__Task to carry out__:
Here are some records; copy every line that holds the word "phân".

__Supplied material__:

################

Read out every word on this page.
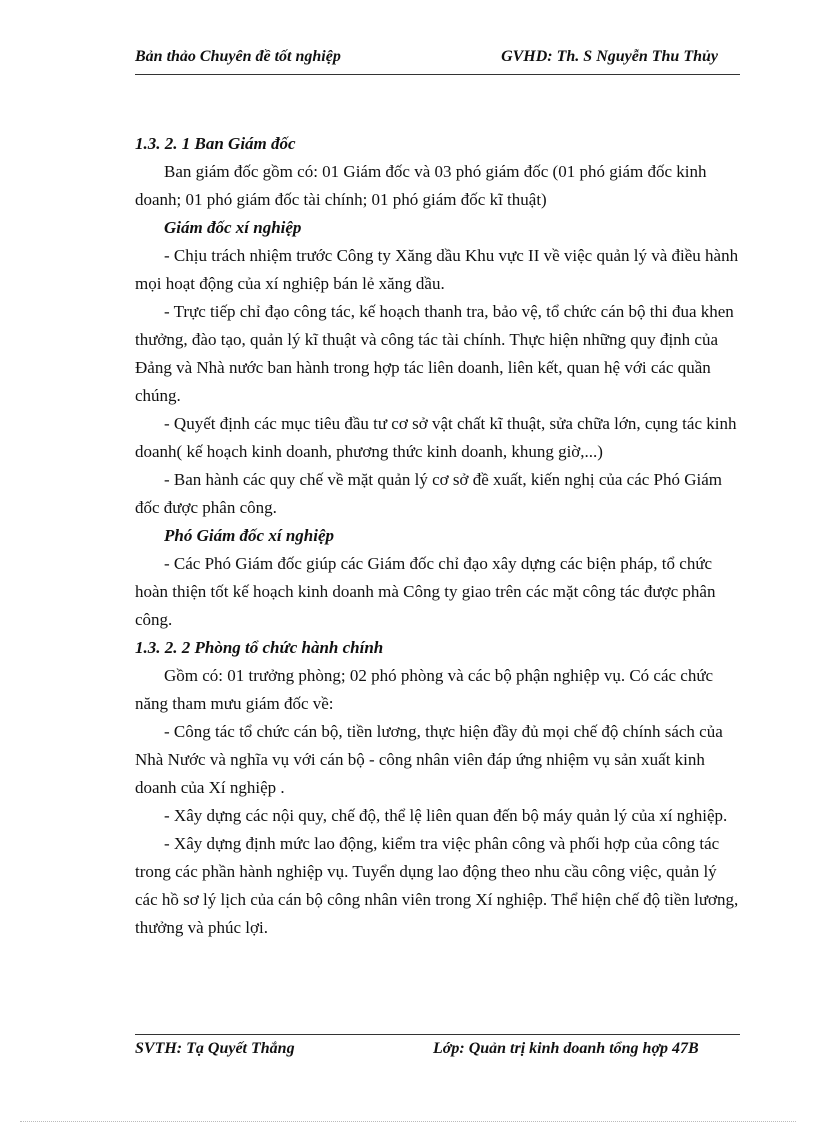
Bản thảo Chuyên đề tốt nghiệp	GVHD: Th. S Nguyễn Thu Thủy

1.3. 2. 1 Ban Giám đốc

Ban giám đốc gồm có: 01 Giám đốc và 03 phó giám đốc (01 phó giám đốc kinh doanh; 01 phó giám đốc tài chính; 01 phó giám đốc kĩ thuật)

Giám đốc xí nghiệp

- Chịu trách nhiệm trước Công ty Xăng dầu Khu vực II về việc quản lý và điều hành mọi hoạt động của xí nghiệp bán lẻ xăng dầu.

- Trực tiếp chỉ đạo công tác, kế hoạch thanh tra, bảo vệ, tổ chức cán bộ thi đua khen thưởng, đào tạo, quản lý kĩ thuật và công tác tài chính. Thực hiện những quy định của Đảng và Nhà nước ban hành trong hợp tác liên doanh, liên kết, quan hệ với các quần chúng.

- Quyết định các mục tiêu đầu tư cơ sở vật chất kĩ thuật, sửa chữa lớn, cụng tác kinh doanh( kế hoạch kinh doanh, phương thức kinh doanh, khung giờ,...)

- Ban hành các quy chế về mặt quản lý cơ sở đề xuất, kiến nghị của các Phó Giám đốc được phân công.

Phó Giám đốc xí nghiệp

- Các Phó Giám đốc giúp các Giám đốc chỉ đạo xây dựng các biện pháp, tổ chức hoàn thiện tốt kế hoạch kinh doanh mà Công ty giao trên các mặt công tác được phân công.

1.3. 2. 2 Phòng tổ chức hành chính

Gồm có: 01 trưởng phòng; 02 phó phòng và các bộ phận nghiệp vụ. Có các chức năng tham mưu giám đốc về:

- Công tác tổ chức cán bộ, tiền lương, thực hiện đầy đủ mọi chế độ chính sách của Nhà Nước và nghĩa vụ với cán bộ - công nhân viên đáp ứng nhiệm vụ sản xuất kinh doanh của Xí nghiệp .

- Xây dựng các nội quy, chế độ, thể lệ liên quan đến bộ máy quản lý của xí nghiệp.

- Xây dựng định mức lao động, kiểm tra việc phân công và phối hợp của công tác trong các phần hành nghiệp vụ. Tuyển dụng lao động theo nhu cầu công việc, quản lý các hồ sơ lý lịch của cán bộ công nhân viên trong Xí nghiệp. Thể hiện chế độ tiền lương, thưởng và phúc lợi.

SVTH: Tạ Quyết Thắng	Lớp: Quản trị kinh doanh tổng hợp 47B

################

__Response for this exercise__:
- Ban hành các quy chế về mặt quản lý cơ sở đề xuất, kiến nghị của các Phó Giám đốc được phân công.
- Các Phó Giám đốc giúp các Giám đốc chỉ đạo xây dựng các biện pháp, tổ chức hoàn thiện tốt kế hoạch kinh doanh mà Công ty giao trên các mặt công tác được phân công.
- Xây dựng định mức lao động, kiểm tra việc phân công và phối hợp của công tác trong các phần hành nghiệp vụ. Tuyển dụng lao động theo nhu cầu công việc, quản lý các hồ sơ lý lịch của cán bộ công nhân viên trong Xí nghiệp. Thể hiện chế độ tiền lương, thưởng và phúc lợi.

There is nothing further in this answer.